[Data records]
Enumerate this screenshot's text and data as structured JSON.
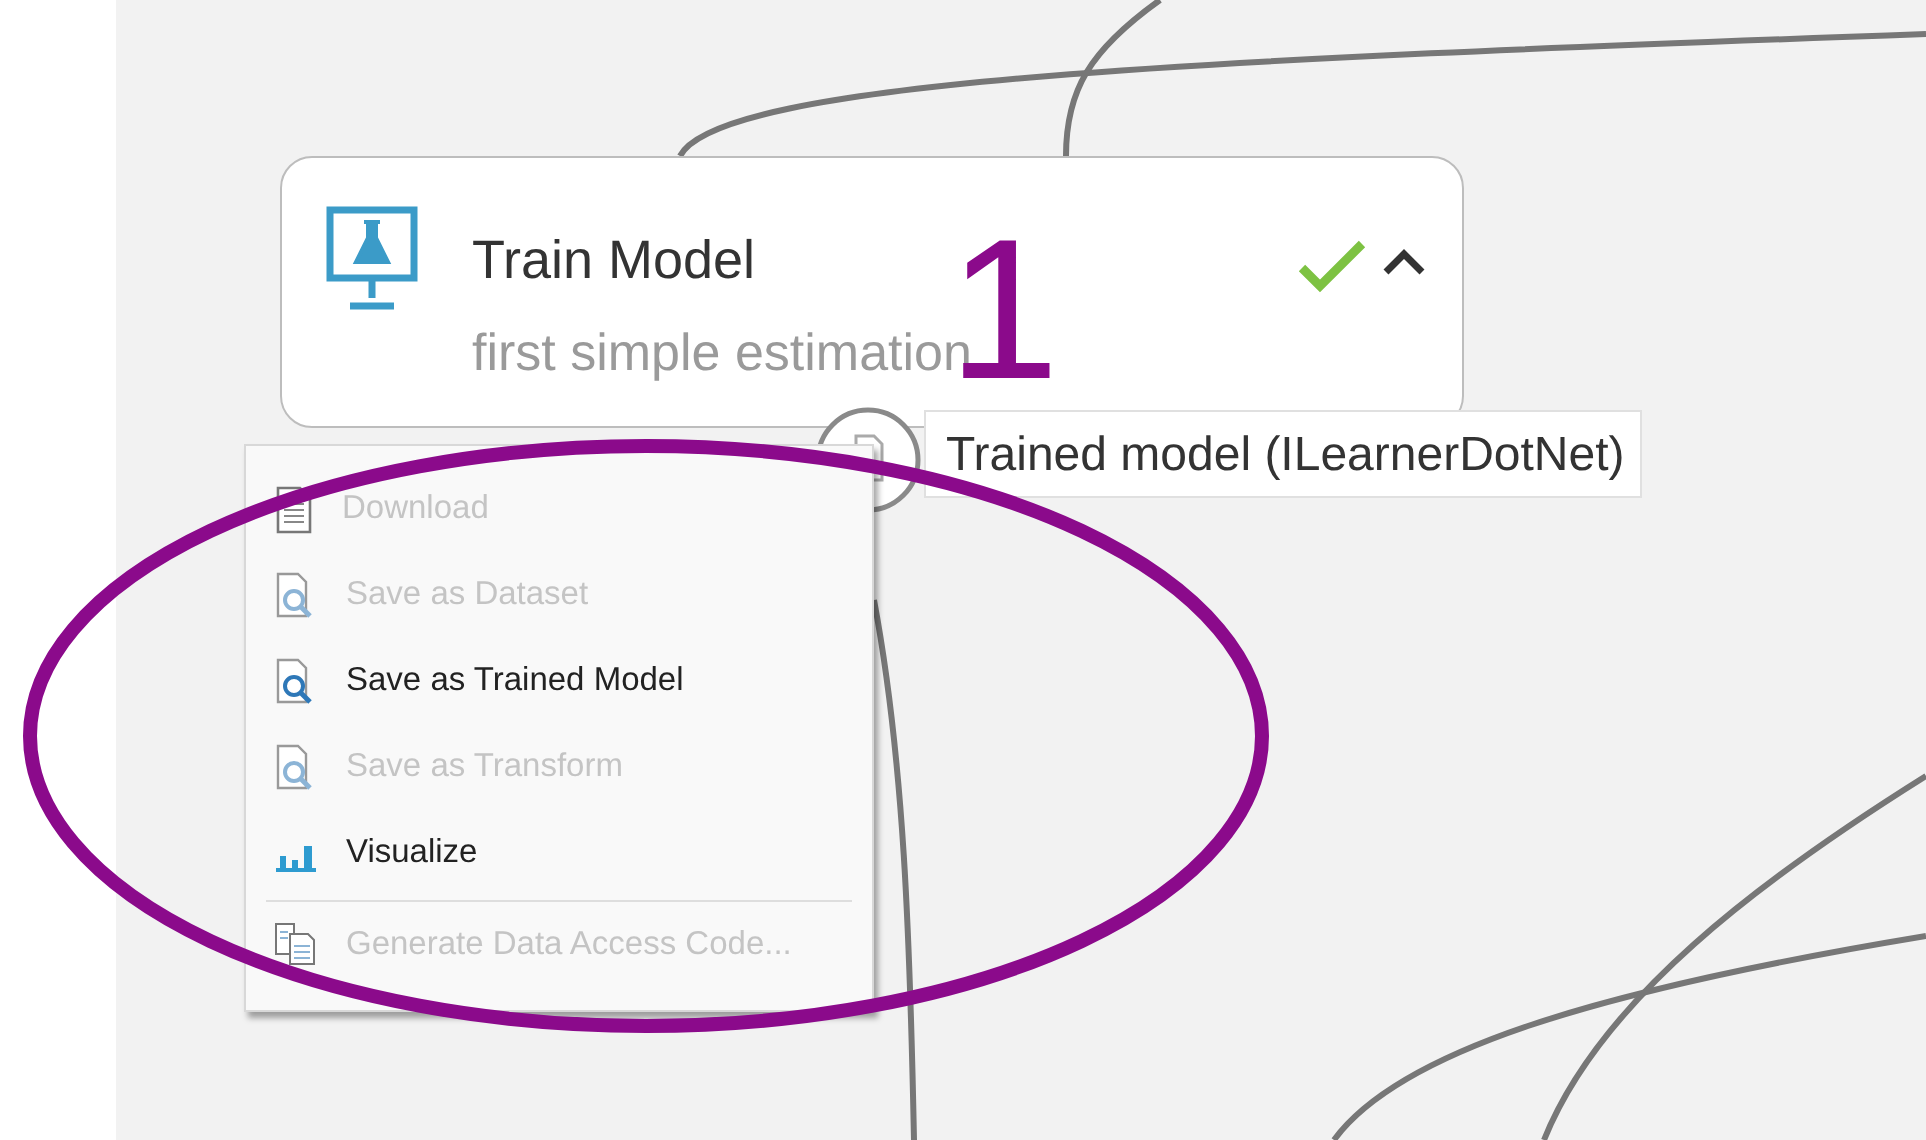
{
  "node": {
    "title": "Train Model",
    "subtitle": "first simple estimation",
    "completed": true,
    "expanded": true
  },
  "output_port": {
    "tooltip": "Trained model (ILearnerDotNet)"
  },
  "context_menu": {
    "items": [
      {
        "label": "Download",
        "kind": "document",
        "disabled": true,
        "separator_before": false
      },
      {
        "label": "Save as Dataset",
        "kind": "inspect",
        "disabled": true,
        "separator_before": false
      },
      {
        "label": "Save as Trained Model",
        "kind": "inspect",
        "disabled": false,
        "separator_before": false
      },
      {
        "label": "Save as Transform",
        "kind": "inspect",
        "disabled": true,
        "separator_before": false
      },
      {
        "label": "Visualize",
        "kind": "chart",
        "disabled": false,
        "separator_before": false
      },
      {
        "label": "Generate Data Access Code...",
        "kind": "copy",
        "disabled": true,
        "separator_before": true
      }
    ]
  },
  "annotation": {
    "label": "1"
  }
}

REQUIREMENTS> Leave out the pictures and print each record exactly as it stands.

ANSWER TO THE PROBLEM>
Enumerate this screenshot's text and data as structured JSON.
{
  "node": {
    "title": "Train Model",
    "subtitle": "first simple estimation",
    "completed": true,
    "expanded": true
  },
  "output_port": {
    "tooltip": "Trained model (ILearnerDotNet)"
  },
  "context_menu": {
    "items": [
      {
        "label": "Download",
        "kind": "document",
        "disabled": true,
        "separator_before": false
      },
      {
        "label": "Save as Dataset",
        "kind": "inspect",
        "disabled": true,
        "separator_before": false
      },
      {
        "label": "Save as Trained Model",
        "kind": "inspect",
        "disabled": false,
        "separator_before": false
      },
      {
        "label": "Save as Transform",
        "kind": "inspect",
        "disabled": true,
        "separator_before": false
      },
      {
        "label": "Visualize",
        "kind": "chart",
        "disabled": false,
        "separator_before": false
      },
      {
        "label": "Generate Data Access Code...",
        "kind": "copy",
        "disabled": true,
        "separator_before": true
      }
    ]
  },
  "annotation": {
    "label": "1"
  }
}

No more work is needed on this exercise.